[BEGIN]

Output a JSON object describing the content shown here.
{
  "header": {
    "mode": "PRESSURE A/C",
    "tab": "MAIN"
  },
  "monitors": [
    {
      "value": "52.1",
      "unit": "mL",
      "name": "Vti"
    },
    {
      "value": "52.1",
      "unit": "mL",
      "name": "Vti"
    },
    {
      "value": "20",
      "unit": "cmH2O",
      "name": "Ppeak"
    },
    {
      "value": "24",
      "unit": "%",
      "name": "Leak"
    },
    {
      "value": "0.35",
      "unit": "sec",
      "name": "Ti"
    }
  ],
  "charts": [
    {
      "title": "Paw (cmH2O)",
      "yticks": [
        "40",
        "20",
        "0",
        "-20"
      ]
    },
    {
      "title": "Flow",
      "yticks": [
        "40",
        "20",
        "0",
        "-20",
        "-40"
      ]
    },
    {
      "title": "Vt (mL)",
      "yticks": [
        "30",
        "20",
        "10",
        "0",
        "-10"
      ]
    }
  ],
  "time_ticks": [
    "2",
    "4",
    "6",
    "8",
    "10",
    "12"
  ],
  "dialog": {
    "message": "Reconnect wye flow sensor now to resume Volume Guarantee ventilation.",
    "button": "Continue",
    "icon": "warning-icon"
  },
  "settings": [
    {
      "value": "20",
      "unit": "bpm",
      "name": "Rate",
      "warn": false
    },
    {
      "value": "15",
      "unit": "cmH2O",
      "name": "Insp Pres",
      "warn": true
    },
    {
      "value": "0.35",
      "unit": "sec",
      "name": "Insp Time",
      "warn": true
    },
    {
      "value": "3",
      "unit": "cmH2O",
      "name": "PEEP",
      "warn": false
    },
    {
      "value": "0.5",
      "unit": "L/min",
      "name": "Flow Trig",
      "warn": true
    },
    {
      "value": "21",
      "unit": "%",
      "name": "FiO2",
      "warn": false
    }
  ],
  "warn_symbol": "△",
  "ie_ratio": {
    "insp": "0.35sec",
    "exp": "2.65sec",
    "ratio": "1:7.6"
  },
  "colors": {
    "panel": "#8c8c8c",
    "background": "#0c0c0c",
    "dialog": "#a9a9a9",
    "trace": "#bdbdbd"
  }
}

[END]

* Exercise instructions
From the data above, extract every line in its exact form.

* Task response
Output a JSON object describing the content shown here.
{
  "header": {
    "mode": "PRESSURE A/C",
    "tab": "MAIN"
  },
  "monitors": [
    {
      "value": "52.1",
      "unit": "mL",
      "name": "Vti"
    },
    {
      "value": "52.1",
      "unit": "mL",
      "name": "Vti"
    },
    {
      "value": "20",
      "unit": "cmH2O",
      "name": "Ppeak"
    },
    {
      "value": "24",
      "unit": "%",
      "name": "Leak"
    },
    {
      "value": "0.35",
      "unit": "sec",
      "name": "Ti"
    }
  ],
  "charts": [
    {
      "title": "Paw (cmH2O)",
      "yticks": [
        "40",
        "20",
        "0",
        "-20"
      ]
    },
    {
      "title": "Flow",
      "yticks": [
        "40",
        "20",
        "0",
        "-20",
        "-40"
      ]
    },
    {
      "title": "Vt (mL)",
      "yticks": [
        "30",
        "20",
        "10",
        "0",
        "-10"
      ]
    }
  ],
  "time_ticks": [
    "2",
    "4",
    "6",
    "8",
    "10",
    "12"
  ],
  "dialog": {
    "message": "Reconnect wye flow sensor now to resume Volume Guarantee ventilation.",
    "button": "Continue",
    "icon": "warning-icon"
  },
  "settings": [
    {
      "value": "20",
      "unit": "bpm",
      "name": "Rate",
      "warn": false
    },
    {
      "value": "15",
      "unit": "cmH2O",
      "name": "Insp Pres",
      "warn": true
    },
    {
      "value": "0.35",
      "unit": "sec",
      "name": "Insp Time",
      "warn": true
    },
    {
      "value": "3",
      "unit": "cmH2O",
      "name": "PEEP",
      "warn": false
    },
    {
      "value": "0.5",
      "unit": "L/min",
      "name": "Flow Trig",
      "warn": true
    },
    {
      "value": "21",
      "unit": "%",
      "name": "FiO2",
      "warn": false
    }
  ],
  "warn_symbol": "△",
  "ie_ratio": {
    "insp": "0.35sec",
    "exp": "2.65sec",
    "ratio": "1:7.6"
  },
  "colors": {
    "panel": "#8c8c8c",
    "background": "#0c0c0c",
    "dialog": "#a9a9a9",
    "trace": "#bdbdbd"
  }
}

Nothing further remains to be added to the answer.